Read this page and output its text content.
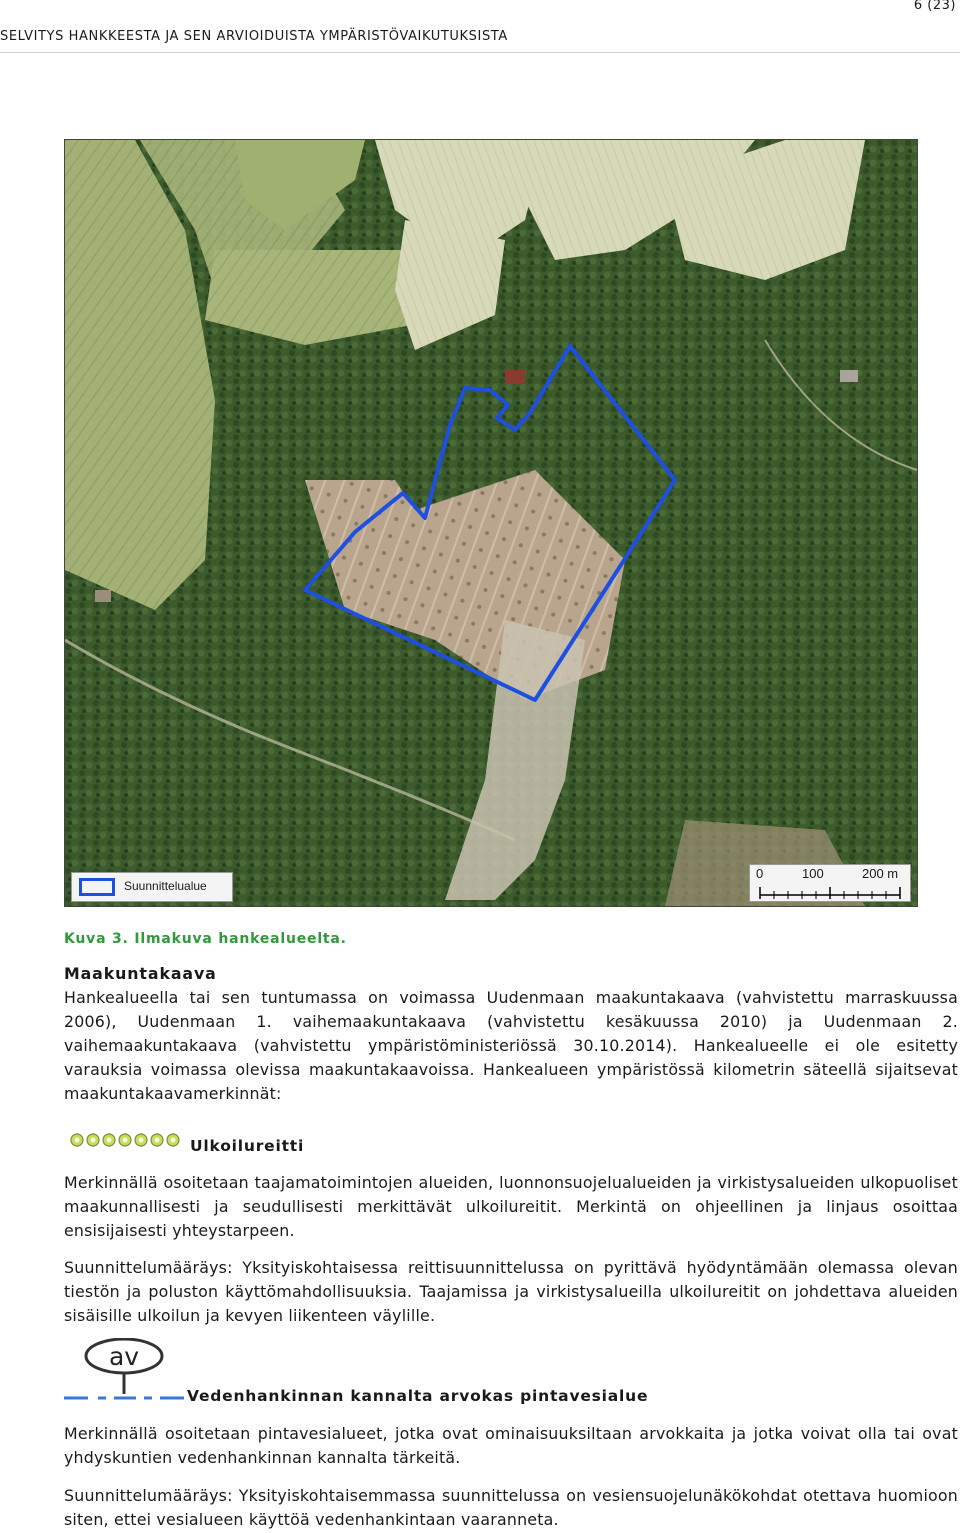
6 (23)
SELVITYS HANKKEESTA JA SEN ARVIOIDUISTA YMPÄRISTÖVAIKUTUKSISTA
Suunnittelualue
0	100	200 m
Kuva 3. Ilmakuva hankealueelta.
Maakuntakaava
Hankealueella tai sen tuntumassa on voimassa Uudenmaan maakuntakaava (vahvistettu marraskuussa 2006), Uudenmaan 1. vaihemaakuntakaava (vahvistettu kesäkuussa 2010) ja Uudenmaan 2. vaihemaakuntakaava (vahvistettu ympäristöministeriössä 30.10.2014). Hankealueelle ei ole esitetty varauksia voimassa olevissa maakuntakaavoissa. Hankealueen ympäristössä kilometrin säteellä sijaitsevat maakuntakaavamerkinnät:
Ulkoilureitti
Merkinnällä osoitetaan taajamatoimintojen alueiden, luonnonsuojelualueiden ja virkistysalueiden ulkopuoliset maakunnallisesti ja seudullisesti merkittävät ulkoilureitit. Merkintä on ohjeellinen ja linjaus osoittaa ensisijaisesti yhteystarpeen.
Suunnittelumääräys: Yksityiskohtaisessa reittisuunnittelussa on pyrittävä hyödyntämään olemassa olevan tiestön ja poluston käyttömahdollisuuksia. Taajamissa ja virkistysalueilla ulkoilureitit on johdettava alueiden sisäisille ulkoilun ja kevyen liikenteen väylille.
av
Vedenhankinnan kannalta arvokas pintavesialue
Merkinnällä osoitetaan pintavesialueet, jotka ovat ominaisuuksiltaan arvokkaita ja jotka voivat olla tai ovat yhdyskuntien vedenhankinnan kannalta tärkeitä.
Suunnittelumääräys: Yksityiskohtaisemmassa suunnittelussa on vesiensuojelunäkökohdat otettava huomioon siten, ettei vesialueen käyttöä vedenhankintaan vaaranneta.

**Written problem**. Copy the material above in full and exactly, skipping pictures.

**Response**.
Read this page and output its text content.
6 (23)
SELVITYS HANKKEESTA JA SEN ARVIOIDUISTA YMPÄRISTÖVAIKUTUKSISTA
Suunnittelualue
0	100	200 m
Kuva 3. Ilmakuva hankealueelta.
Maakuntakaava
Hankealueella tai sen tuntumassa on voimassa Uudenmaan maakuntakaava (vahvistettu marraskuussa 2006), Uudenmaan 1. vaihemaakuntakaava (vahvistettu kesäkuussa 2010) ja Uudenmaan 2. vaihemaakuntakaava (vahvistettu ympäristöministeriössä 30.10.2014). Hankealueelle ei ole esitetty varauksia voimassa olevissa maakuntakaavoissa. Hankealueen ympäristössä kilometrin säteellä sijaitsevat maakuntakaavamerkinnät:
Ulkoilureitti
Merkinnällä osoitetaan taajamatoimintojen alueiden, luonnonsuojelualueiden ja virkistysalueiden ulkopuoliset maakunnallisesti ja seudullisesti merkittävät ulkoilureitit. Merkintä on ohjeellinen ja linjaus osoittaa ensisijaisesti yhteystarpeen.
Suunnittelumääräys: Yksityiskohtaisessa reittisuunnittelussa on pyrittävä hyödyntämään olemassa olevan tiestön ja poluston käyttömahdollisuuksia. Taajamissa ja virkistysalueilla ulkoilureitit on johdettava alueiden sisäisille ulkoilun ja kevyen liikenteen väylille.
av
Vedenhankinnan kannalta arvokas pintavesialue
Merkinnällä osoitetaan pintavesialueet, jotka ovat ominaisuuksiltaan arvokkaita ja jotka voivat olla tai ovat yhdyskuntien vedenhankinnan kannalta tärkeitä.
Suunnittelumääräys: Yksityiskohtaisemmassa suunnittelussa on vesiensuojelunäkökohdat otettava huomioon siten, ettei vesialueen käyttöä vedenhankintaan vaaranneta.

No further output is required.